_Materials provided_
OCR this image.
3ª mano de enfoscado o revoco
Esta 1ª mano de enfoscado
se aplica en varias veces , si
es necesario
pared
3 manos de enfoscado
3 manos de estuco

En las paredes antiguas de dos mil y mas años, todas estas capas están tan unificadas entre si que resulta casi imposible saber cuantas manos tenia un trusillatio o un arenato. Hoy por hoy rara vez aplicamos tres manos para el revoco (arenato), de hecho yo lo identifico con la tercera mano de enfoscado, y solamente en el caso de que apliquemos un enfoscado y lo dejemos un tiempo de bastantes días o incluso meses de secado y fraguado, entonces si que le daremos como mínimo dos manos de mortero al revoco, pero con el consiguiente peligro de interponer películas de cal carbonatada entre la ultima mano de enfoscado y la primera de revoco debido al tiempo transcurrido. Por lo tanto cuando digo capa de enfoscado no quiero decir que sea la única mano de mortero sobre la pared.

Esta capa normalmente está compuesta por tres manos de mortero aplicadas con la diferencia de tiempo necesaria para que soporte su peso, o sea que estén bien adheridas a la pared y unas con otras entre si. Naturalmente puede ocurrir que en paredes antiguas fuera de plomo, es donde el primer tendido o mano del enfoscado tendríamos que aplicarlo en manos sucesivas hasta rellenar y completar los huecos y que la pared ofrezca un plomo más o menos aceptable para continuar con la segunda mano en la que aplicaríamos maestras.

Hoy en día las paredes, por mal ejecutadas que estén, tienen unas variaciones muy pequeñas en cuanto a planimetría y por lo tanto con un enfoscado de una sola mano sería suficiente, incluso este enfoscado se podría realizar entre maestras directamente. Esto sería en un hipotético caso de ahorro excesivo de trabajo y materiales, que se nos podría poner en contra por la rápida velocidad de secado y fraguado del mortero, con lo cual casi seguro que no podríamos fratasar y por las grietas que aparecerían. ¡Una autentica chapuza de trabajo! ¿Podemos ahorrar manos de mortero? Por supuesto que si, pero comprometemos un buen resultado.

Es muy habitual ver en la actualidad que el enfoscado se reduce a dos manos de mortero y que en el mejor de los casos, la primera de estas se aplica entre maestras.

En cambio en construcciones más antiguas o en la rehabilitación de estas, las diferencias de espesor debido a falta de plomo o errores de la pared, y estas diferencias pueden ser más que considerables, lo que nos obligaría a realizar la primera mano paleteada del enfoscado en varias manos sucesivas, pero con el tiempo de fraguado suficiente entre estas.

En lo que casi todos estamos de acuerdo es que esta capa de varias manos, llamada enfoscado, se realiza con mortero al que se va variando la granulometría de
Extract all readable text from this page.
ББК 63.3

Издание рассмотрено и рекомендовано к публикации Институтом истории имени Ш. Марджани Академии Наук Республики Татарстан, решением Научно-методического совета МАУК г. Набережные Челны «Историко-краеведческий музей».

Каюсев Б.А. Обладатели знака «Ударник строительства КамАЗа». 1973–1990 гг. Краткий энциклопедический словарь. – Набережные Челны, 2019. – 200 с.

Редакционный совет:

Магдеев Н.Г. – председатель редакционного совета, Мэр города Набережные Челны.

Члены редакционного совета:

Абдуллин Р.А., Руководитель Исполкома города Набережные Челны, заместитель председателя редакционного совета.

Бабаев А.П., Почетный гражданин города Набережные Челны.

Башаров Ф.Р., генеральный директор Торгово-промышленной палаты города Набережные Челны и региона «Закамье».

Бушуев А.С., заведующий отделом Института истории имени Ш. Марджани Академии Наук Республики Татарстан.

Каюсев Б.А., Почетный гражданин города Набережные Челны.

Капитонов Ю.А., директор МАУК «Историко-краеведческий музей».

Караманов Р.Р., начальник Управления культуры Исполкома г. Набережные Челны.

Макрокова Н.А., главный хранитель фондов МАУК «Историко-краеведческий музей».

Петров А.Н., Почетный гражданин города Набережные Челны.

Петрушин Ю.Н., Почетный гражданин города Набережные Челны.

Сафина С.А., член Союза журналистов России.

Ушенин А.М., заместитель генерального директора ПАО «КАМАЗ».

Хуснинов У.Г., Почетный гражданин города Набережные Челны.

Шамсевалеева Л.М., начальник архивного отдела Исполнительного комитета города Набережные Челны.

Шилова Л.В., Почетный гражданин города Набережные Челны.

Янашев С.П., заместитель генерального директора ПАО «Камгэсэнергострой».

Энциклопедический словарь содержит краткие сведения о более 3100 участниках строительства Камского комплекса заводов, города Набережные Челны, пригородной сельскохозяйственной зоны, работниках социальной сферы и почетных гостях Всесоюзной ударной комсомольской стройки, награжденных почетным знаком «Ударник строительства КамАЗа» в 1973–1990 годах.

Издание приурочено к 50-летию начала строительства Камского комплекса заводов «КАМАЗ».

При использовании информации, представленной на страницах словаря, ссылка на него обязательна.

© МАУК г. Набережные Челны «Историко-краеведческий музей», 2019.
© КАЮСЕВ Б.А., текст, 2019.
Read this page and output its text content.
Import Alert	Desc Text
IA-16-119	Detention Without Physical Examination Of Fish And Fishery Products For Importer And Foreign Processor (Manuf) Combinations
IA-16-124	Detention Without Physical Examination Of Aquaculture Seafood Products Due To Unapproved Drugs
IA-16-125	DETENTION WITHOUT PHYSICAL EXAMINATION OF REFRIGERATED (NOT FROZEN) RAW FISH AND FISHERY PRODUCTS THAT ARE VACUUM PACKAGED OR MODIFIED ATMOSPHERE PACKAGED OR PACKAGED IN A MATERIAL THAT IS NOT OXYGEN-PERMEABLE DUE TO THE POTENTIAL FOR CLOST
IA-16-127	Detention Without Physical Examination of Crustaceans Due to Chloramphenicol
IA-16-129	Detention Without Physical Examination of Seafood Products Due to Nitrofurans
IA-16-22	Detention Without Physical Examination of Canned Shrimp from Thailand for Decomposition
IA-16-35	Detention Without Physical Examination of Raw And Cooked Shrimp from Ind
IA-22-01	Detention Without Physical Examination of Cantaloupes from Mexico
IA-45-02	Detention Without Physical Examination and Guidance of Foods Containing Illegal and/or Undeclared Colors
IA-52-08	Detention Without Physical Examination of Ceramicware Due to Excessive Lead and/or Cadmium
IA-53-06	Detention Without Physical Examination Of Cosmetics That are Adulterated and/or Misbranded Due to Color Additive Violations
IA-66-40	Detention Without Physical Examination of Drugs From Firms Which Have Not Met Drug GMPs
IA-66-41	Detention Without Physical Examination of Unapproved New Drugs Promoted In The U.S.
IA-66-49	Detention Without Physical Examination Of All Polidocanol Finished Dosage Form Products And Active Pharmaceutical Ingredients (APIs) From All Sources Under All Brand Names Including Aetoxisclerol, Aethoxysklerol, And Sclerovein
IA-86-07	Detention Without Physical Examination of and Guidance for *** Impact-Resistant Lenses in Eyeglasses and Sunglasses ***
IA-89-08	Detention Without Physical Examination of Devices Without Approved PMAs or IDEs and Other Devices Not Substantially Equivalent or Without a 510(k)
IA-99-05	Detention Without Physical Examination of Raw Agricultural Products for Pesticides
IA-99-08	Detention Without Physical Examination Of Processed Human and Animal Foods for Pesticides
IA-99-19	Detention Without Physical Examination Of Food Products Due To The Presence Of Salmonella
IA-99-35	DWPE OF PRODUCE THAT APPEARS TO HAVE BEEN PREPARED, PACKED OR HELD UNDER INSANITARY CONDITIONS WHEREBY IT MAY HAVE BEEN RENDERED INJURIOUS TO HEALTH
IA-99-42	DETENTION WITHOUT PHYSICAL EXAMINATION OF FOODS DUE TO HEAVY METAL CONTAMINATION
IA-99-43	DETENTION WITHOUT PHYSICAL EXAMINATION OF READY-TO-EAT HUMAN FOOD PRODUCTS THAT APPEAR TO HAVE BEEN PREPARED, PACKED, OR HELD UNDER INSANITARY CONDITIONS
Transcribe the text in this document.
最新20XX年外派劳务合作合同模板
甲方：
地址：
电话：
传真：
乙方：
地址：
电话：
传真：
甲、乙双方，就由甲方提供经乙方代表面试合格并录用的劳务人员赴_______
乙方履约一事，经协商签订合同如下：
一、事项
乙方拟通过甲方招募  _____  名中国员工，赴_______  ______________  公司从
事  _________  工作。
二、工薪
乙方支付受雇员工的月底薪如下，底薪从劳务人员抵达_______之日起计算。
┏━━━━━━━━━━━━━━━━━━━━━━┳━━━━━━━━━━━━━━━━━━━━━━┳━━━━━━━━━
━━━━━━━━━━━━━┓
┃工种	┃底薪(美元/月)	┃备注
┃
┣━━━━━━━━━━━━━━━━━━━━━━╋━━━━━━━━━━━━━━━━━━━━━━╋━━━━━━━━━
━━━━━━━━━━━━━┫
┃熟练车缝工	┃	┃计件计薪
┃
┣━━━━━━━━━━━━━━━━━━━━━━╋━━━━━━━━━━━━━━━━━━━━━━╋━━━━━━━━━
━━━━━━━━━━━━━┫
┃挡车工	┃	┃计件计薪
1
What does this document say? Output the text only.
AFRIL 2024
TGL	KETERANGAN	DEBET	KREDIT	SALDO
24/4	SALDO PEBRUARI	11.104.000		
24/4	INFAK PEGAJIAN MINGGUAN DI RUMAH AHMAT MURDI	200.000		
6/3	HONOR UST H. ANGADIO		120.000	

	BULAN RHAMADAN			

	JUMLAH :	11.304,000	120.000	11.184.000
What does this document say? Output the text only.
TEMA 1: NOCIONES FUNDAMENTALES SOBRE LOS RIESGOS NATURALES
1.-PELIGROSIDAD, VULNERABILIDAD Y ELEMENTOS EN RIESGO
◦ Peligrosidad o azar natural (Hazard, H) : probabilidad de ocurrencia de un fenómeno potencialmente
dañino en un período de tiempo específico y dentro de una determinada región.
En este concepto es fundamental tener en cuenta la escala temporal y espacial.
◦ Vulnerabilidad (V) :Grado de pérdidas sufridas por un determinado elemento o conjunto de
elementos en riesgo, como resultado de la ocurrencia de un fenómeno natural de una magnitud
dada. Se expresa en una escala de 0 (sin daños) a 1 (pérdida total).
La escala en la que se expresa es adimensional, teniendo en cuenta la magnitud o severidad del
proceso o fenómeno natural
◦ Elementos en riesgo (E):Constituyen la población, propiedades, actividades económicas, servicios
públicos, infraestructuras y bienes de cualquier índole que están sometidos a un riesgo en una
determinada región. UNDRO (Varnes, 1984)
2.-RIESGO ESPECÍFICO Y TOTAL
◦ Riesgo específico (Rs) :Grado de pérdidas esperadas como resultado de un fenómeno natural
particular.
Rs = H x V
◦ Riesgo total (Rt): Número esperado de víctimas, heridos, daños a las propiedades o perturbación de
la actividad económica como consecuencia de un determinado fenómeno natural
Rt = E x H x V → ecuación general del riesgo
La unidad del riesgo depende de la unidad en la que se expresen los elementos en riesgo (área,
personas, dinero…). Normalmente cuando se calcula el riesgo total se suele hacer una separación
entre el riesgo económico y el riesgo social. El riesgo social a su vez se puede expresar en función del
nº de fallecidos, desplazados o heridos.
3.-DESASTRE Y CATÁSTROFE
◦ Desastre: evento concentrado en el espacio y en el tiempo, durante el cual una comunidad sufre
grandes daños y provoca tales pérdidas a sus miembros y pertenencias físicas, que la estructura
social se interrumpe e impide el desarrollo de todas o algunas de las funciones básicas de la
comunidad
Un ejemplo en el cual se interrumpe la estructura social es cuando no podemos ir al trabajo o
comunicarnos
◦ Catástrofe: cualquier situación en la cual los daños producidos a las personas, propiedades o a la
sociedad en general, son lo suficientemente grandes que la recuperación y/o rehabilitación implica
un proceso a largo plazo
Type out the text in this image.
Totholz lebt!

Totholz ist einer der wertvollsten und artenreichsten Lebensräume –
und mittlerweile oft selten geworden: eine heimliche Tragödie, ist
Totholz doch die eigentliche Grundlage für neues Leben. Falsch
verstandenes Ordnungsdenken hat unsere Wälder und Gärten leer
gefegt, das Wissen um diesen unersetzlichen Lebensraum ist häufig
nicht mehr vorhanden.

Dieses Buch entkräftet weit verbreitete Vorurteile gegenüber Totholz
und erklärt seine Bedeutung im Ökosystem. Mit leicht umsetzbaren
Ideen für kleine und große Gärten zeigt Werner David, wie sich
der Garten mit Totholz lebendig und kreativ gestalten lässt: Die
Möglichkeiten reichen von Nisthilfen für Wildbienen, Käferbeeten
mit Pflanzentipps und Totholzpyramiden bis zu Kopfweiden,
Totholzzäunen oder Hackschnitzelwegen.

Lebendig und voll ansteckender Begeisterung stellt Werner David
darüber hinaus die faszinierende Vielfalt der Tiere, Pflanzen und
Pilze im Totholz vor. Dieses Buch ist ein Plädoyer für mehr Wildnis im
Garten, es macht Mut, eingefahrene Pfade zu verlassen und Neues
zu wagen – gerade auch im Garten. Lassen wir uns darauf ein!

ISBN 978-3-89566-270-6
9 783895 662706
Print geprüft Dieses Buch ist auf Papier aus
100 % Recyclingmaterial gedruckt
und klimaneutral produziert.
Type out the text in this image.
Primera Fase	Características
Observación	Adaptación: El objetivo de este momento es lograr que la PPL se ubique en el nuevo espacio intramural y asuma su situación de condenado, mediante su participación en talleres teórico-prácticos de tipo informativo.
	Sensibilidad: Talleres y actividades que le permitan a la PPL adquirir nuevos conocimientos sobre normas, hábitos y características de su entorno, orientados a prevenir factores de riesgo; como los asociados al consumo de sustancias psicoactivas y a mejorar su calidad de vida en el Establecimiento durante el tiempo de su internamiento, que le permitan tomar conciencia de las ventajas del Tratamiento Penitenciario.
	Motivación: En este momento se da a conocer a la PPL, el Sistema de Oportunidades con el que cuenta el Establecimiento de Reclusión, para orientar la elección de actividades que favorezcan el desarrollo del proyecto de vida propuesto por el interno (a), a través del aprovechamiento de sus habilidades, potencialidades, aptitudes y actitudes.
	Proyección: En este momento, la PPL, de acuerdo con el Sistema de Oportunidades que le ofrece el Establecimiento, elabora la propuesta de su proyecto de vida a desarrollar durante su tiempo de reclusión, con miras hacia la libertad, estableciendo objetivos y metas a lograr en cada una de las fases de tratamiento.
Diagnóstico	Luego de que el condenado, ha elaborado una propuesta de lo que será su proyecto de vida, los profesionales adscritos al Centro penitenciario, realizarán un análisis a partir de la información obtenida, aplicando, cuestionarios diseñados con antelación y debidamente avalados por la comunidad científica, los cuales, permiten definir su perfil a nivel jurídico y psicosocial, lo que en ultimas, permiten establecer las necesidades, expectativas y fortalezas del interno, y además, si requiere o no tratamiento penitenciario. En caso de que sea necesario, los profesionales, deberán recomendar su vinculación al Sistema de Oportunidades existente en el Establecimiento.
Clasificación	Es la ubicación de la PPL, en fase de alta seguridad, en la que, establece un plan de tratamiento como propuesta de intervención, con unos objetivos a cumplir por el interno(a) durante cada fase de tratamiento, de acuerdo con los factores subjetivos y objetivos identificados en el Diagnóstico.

_Required work_
All lines of the data above that include the word "Pesticides" must be shown.

_Task response_
IA-99-05	Detention Without Physical Examination of Raw Agricultural Products for Pesticides
IA-99-08	Detention Without Physical Examination Of Processed Human and Animal Foods for Pesticides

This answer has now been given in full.